-- What the task requires --
Scan the entries below and extract each line with the word "może" in it.
** Start **
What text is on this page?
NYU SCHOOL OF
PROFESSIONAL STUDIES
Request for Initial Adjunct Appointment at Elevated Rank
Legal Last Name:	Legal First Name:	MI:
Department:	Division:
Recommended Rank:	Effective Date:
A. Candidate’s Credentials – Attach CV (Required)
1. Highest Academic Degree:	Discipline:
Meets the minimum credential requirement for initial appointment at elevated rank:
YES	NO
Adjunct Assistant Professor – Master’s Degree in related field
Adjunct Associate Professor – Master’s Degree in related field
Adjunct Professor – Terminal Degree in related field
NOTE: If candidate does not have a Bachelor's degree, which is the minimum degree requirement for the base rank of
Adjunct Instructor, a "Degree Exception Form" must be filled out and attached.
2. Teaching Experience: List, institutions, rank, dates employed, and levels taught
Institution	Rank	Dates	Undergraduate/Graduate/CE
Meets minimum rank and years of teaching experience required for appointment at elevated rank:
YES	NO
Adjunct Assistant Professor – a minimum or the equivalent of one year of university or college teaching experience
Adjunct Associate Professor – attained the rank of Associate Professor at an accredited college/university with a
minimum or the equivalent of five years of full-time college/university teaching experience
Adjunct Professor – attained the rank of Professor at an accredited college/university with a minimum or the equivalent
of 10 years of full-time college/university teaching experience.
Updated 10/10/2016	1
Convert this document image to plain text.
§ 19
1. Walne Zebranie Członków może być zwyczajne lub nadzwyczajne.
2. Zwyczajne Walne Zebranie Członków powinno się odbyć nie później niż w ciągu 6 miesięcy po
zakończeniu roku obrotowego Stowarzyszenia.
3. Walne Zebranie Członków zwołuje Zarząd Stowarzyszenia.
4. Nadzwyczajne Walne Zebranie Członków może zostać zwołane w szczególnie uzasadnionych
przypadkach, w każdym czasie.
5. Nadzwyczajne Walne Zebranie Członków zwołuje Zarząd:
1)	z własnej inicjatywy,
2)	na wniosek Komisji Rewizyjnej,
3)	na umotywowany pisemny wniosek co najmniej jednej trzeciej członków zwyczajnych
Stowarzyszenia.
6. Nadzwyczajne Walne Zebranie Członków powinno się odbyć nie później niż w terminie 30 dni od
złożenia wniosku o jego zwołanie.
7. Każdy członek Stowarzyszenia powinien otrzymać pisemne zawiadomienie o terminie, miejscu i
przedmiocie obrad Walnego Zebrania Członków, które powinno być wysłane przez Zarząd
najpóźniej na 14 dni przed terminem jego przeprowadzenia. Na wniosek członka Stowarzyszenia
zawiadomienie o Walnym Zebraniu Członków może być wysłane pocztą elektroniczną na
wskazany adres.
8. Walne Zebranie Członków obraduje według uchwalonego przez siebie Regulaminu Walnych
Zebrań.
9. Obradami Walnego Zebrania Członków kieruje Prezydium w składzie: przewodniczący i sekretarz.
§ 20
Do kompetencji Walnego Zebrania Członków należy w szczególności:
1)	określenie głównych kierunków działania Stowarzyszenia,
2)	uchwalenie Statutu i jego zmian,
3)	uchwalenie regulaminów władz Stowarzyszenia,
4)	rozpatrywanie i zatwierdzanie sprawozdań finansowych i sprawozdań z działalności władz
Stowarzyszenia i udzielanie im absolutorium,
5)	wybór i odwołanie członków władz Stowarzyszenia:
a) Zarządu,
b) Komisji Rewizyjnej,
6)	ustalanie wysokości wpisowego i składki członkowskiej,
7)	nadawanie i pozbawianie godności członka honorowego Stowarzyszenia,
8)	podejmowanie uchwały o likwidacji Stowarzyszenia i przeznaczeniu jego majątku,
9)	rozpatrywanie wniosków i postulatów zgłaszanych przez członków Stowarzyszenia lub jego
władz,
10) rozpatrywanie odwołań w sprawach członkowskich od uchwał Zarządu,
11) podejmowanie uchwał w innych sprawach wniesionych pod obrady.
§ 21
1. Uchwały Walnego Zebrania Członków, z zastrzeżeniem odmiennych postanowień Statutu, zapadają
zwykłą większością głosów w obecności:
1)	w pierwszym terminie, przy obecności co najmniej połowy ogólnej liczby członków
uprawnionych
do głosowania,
** End **
-- Correct output --
1. Walne Zebranie Członków może być zwyczajne lub nadzwyczajne.
4. Nadzwyczajne Walne Zebranie Członków może zostać zwołane w szczególnie uzasadnionych
zawiadomienie o Walnym Zebraniu Członków może być wysłane pocztą elektroniczną na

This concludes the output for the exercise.